PROBLEM TO WORK ON –
Reproduce every line in the listing that contains the word "difference".

(Collected data)
******************************

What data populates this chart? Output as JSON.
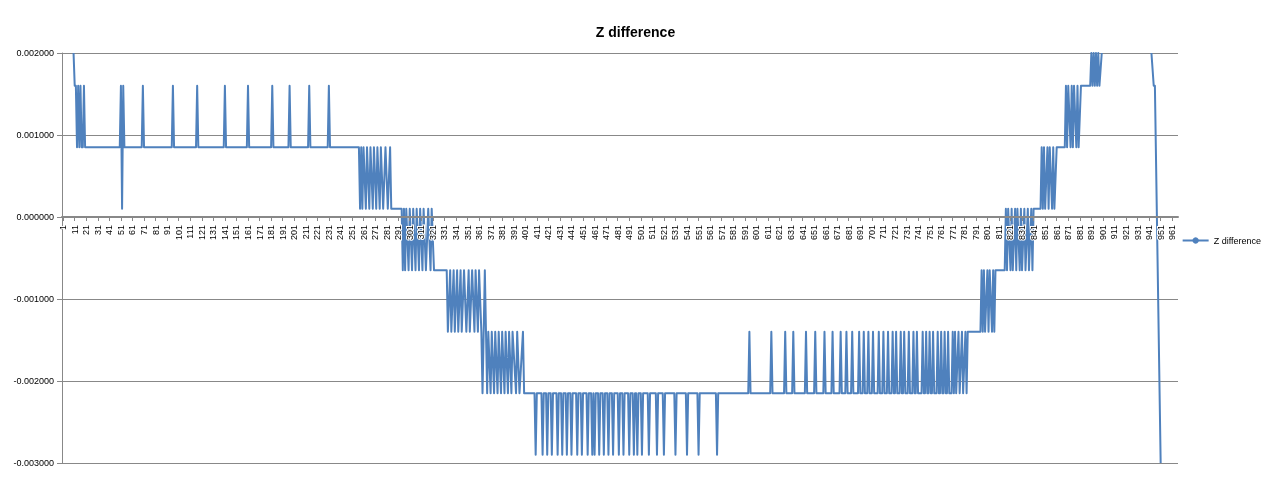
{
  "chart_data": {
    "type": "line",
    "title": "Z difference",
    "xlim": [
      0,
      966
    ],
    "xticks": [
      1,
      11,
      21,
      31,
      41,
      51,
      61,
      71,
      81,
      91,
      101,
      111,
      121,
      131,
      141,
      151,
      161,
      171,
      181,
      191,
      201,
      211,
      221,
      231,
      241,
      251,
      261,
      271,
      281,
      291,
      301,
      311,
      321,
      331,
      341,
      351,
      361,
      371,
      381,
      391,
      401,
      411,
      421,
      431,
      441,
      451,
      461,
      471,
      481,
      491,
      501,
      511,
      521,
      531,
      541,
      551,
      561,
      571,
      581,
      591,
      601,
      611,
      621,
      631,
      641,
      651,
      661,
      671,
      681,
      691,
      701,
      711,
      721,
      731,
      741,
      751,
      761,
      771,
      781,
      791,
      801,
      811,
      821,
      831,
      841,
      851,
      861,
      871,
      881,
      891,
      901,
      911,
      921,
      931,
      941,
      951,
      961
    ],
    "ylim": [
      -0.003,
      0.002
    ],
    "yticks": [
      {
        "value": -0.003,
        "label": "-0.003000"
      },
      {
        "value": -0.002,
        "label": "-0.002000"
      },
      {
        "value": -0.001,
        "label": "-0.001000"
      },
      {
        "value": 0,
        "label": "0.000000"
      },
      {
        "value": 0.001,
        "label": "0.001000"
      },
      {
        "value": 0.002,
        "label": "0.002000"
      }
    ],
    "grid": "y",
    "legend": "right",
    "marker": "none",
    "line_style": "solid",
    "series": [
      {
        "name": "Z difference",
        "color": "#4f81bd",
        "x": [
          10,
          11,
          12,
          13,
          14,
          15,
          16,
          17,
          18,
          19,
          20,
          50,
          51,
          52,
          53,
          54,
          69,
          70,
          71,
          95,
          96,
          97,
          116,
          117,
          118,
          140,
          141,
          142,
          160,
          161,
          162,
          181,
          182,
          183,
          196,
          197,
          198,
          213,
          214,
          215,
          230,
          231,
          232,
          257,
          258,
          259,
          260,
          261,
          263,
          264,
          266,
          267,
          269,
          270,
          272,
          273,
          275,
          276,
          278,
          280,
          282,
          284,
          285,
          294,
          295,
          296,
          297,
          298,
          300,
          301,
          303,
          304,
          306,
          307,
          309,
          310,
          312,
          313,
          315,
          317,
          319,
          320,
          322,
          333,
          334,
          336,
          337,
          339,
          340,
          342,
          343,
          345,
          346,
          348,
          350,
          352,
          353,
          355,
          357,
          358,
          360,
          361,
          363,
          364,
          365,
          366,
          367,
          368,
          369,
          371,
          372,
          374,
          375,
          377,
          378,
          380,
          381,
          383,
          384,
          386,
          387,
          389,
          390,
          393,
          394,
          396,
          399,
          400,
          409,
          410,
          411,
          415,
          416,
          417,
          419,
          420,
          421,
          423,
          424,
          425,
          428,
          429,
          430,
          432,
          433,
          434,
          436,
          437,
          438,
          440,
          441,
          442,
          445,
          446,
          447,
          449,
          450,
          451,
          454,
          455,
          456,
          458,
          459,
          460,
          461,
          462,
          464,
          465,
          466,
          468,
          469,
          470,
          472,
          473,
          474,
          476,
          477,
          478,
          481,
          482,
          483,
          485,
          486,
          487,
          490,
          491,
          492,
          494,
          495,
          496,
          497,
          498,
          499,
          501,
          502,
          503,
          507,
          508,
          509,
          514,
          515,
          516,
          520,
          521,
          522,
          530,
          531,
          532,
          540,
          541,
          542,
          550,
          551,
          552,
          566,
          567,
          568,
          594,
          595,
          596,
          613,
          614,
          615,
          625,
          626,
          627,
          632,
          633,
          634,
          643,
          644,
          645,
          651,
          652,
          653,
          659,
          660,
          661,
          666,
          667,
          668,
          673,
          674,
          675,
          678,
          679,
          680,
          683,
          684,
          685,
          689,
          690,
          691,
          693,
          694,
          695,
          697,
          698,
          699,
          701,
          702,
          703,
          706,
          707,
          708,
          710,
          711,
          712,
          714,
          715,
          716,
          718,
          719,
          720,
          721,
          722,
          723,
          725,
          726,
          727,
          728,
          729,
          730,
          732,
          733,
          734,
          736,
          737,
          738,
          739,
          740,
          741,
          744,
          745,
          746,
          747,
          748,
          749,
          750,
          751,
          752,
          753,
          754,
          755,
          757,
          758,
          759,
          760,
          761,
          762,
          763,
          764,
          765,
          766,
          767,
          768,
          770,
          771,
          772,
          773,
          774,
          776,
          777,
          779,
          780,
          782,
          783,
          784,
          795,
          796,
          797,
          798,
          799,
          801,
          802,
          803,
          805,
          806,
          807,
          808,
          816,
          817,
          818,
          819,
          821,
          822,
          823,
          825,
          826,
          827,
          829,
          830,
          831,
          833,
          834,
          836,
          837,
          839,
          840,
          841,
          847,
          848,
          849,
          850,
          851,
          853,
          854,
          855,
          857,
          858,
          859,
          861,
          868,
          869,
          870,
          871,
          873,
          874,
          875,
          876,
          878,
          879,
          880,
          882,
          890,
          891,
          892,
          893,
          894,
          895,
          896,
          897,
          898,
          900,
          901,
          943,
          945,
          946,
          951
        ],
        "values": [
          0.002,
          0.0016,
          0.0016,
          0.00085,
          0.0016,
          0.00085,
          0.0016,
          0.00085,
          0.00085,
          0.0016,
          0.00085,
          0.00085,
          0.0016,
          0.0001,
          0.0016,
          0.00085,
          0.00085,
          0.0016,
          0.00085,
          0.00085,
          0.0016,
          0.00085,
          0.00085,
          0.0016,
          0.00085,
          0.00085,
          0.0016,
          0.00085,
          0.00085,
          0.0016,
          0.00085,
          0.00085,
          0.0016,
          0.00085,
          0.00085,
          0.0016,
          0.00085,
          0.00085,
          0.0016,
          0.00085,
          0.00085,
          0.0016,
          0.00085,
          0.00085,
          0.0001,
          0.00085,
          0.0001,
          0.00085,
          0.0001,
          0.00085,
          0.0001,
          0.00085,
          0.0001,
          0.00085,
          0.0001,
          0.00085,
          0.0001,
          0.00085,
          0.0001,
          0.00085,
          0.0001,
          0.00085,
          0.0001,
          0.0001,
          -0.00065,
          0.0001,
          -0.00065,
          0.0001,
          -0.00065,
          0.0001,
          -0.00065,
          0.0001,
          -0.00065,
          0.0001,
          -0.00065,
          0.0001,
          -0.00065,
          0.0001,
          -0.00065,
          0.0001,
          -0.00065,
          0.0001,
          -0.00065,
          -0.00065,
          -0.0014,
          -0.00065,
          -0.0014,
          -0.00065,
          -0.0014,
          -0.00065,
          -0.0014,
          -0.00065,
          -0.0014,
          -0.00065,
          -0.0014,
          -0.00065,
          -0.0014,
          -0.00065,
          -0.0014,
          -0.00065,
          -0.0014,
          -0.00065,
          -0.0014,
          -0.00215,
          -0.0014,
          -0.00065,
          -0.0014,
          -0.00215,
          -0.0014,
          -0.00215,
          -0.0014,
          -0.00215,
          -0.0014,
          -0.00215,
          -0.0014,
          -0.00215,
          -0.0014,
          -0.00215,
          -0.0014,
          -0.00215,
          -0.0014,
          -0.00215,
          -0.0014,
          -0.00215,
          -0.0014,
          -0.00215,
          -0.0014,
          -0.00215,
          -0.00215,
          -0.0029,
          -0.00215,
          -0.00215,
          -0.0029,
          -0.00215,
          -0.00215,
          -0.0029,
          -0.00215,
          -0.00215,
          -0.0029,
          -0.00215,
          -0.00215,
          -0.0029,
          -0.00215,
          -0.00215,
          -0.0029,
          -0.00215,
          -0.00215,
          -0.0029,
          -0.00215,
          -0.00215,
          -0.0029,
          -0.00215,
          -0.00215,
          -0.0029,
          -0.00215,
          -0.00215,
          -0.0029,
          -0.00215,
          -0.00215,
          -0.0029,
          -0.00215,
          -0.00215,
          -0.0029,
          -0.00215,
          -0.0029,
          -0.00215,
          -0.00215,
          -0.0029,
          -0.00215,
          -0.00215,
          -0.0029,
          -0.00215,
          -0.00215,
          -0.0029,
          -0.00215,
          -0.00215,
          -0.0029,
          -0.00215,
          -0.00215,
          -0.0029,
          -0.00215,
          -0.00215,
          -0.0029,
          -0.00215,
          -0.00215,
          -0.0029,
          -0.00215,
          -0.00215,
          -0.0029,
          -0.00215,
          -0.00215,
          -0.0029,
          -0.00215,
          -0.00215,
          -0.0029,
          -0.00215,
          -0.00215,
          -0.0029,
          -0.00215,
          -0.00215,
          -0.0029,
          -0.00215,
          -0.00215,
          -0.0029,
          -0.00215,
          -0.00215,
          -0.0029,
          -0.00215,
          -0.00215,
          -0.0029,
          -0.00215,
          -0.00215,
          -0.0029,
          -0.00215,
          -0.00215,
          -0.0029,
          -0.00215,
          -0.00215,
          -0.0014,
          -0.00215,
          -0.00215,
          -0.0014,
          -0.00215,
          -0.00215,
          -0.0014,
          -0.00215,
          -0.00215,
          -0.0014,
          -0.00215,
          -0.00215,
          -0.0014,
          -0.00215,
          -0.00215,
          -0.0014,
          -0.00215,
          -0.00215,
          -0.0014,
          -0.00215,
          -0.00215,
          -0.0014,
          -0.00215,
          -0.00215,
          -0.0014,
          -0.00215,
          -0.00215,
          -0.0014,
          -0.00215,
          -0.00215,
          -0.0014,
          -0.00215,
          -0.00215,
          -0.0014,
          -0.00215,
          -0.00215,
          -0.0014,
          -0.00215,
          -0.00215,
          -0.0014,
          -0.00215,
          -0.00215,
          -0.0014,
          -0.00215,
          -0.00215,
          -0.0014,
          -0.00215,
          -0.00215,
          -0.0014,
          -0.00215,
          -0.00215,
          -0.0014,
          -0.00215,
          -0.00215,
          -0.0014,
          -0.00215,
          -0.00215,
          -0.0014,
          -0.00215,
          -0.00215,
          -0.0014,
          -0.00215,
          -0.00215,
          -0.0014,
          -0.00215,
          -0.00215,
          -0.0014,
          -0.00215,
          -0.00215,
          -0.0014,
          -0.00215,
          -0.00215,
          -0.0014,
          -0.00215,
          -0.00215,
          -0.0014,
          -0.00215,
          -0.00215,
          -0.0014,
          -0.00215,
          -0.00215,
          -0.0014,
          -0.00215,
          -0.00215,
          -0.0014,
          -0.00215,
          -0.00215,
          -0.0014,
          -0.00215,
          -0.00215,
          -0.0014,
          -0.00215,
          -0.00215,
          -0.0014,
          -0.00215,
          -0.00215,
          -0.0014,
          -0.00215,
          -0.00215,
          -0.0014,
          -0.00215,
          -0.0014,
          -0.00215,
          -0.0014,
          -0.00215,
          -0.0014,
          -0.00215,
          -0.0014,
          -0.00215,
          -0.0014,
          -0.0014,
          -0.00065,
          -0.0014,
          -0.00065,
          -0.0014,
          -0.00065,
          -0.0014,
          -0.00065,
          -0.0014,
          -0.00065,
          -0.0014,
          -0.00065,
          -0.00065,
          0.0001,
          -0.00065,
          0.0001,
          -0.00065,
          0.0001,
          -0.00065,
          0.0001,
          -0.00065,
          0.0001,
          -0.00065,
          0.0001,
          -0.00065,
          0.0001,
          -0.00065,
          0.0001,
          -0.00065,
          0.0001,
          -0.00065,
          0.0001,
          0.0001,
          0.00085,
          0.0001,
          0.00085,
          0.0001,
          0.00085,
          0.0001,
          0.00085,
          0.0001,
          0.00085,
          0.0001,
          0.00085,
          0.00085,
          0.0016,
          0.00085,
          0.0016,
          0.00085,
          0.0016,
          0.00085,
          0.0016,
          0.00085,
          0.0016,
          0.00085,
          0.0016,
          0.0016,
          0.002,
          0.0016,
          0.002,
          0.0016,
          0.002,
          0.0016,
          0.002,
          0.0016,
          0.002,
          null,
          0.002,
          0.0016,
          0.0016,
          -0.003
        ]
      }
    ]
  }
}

******************************

FINAL RESULT –
    "title": "Z difference",
        "name": "Z difference",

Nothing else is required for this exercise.